§ SELECTED TEXT
────────────────
## Hotword Similarity Detection

Here, we perform hotword detection that does not require exact word matches, but considers similar words too. This is done using `InstructorEmbedding` for text embedding. We use https://huggingface.co/hkunlp/instructor-large below.

In [1]:
import os
import re
import numpy as np
import pandas as pd

from scipy.stats import zscore

from sklearn.metrics.pairwise import cosine_similarity
from InstructorEmbedding import INSTRUCTOR

HOME_DIR = os.path.expanduser('~')

  from tqdm.autonotebook import trange


First, we load the required embedder.

In [2]:
model = INSTRUCTOR('hkunlp/instructor-large').to('cuda')

load INSTRUCTOR_Transformer
max_seq_length  512


  model.load_state_dict(torch.load(os.path.join(input_path, 'pytorch_model.bin'), map_location=torch.device('cpu')))


Then, we load the transcript produced from the sister notebook in `asr_project/hotword-detection/cv-hotword-5a.ipynb`, given by the file `new_transcription.csv`

In [3]:
new_transcription_path = os.path.join(HOME_DIR,'asr_project/hotword-detection/new_transcription.csv')
df_raw = pd.read_csv(new_transcription_path).dropna().reset_index()
df_raw['pred_str'] = df_raw['pred_str'].str.lower()
df_raw

Unnamed: 0,index,filename,pred_str
0,0,sample-000000.mp3,be careful with your prognostications said the...
1,1,sample-000001.mp3,then why should they be surprised when they se...
2,2,sample-000002.mp3,a young arab also loaded down with baggage ent...
3,3,sample-000003.mp3,i felt that everything i owned would be destroyed
4,4,sample-000004.mp3,he moved about invisible but everyone could he...
...,...,...,...
4070,4071,sample-004071.mp3,but they could never have taught him arabic
4071,4072,sample-004072.mp3,he decided to concentrate on more practical ma...
4072,4073,sample-004073.mp3,that's what i'm not supposed to say
4073,4074,sample-004074.mp3,just here the winple made him feel better


To get the texts with similar phrases, we need to provide intructions to the model to represent the transcripts accordingly.

In [4]:
# Store text embedment
text_repr = df_raw['pred_str'].map(lambda x: ['Represent the sentence:',x])
target_sentences = text_repr.to_list()
target_embeddings = model.encode(target_sentences)

Next, we encode the queried words/phrases and use cosine similarity to get texts expressing the same sentiments.

In [5]:
ref_phrases = [['Represent the sentence: ','stranger'],
               ['Represent the sentence: ','be careful'],
               ['Represent the sentence: ','destroy']]

# Function to get similar sentences given reference phrases
def get_similar_sentences(df_raw, ref_phrases, threshold=3, detailed=False):
    # Get reference phrase embedment
    df = df_raw.copy()
    ref_embeddings = model.encode(ref_phrases)
    similarity = pd.DataFrame(cosine_similarity(ref_embeddings,target_embeddings).T)
────────────────
§ WHAT TO DO
1. In the hotword similarity notebook, what default value does the `threshold` parameter of `get_similar_sentences` take?
2. Continue the hotword similarity notebook from its last line.
────────────────
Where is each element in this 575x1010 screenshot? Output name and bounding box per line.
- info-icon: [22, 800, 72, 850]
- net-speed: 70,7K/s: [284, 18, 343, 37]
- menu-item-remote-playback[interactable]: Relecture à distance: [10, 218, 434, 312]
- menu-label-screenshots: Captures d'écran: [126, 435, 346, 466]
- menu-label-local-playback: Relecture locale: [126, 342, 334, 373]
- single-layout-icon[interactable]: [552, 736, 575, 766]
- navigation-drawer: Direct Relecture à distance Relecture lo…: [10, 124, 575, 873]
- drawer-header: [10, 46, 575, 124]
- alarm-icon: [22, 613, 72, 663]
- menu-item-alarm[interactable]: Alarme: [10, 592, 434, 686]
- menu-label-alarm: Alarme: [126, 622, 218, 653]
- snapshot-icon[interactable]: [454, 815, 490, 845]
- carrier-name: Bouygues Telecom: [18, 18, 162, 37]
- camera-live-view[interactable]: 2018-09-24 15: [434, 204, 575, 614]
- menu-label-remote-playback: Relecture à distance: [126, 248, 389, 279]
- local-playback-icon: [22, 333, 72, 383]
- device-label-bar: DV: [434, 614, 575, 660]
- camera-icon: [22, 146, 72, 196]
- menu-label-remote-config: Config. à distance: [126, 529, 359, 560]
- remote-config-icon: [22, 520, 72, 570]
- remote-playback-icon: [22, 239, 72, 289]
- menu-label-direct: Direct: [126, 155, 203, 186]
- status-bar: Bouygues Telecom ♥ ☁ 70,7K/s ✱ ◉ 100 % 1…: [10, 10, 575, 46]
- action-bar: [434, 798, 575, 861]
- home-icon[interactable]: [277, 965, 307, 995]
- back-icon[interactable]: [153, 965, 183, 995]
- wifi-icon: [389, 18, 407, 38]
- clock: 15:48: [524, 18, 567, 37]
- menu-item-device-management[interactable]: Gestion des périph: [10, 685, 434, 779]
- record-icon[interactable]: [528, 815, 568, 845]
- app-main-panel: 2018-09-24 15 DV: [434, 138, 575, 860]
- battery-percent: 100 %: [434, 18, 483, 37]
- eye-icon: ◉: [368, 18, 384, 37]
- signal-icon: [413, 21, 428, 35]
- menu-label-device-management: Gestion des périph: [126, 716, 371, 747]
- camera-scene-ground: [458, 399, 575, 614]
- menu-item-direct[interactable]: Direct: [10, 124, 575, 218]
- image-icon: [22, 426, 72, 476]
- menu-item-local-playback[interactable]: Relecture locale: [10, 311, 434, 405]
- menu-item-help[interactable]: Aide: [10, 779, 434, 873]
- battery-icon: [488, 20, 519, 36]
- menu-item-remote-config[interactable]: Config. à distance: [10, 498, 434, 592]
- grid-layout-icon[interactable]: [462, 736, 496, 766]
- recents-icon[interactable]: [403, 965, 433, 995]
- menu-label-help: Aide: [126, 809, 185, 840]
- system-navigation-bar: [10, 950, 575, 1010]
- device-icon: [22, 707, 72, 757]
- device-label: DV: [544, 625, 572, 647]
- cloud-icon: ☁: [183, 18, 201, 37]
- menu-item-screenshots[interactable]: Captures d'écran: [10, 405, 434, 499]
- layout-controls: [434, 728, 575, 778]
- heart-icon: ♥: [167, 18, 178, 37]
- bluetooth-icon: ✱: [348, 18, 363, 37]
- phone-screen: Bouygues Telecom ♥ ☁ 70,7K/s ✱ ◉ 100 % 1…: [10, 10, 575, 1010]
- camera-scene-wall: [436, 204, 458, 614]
────────────────
§ OUTPUTS BY TASK
1. 3

2.
    # Calculate the Z-score and identify sentences beyond threshold, default 3 standard deviations
    z_scores = similarity.apply(zscore)
    df = pd.concat([df,z_scores],axis=1)
    df['stranger_detected'] = df.apply(lambda row: row[0]>threshold,axis=1)
    df['becareful_detected'] = df.apply(lambda row: row[1]>threshold,axis=1)
    df['destroy_detected'] = df.apply(lambda row: row[2]>threshold,axis=1)
    df['similarity'] = df[['stranger_detected','becareful_detected','destroy_detected']].sum(axis=1)>0
    if detailed:
        return df
    else:
        return df.loc[df['similarity'],['filename','pred_str','stranger_detected','becareful_detected','destroy_detected']]

df = get_similar_sentences(df_raw, ref_phrases, threshold=3)
print(f'Total detected: {len(df)}')
print(f'Stranger detected: {df['stranger_detected'].sum()}')
print(f'Be careful detected: {df['becareful_detected'].sum()}')
print(f'Destroy detect: {df['destroy_detected'].sum()}')

Total detected: 114
Stranger detected: 40
Be careful detected: 45
Destroy detect: 31


We examine the captured text.

In [6]:
for i,row in df.iterrows():
    print(row['filename'])
    print(row['pred_str'])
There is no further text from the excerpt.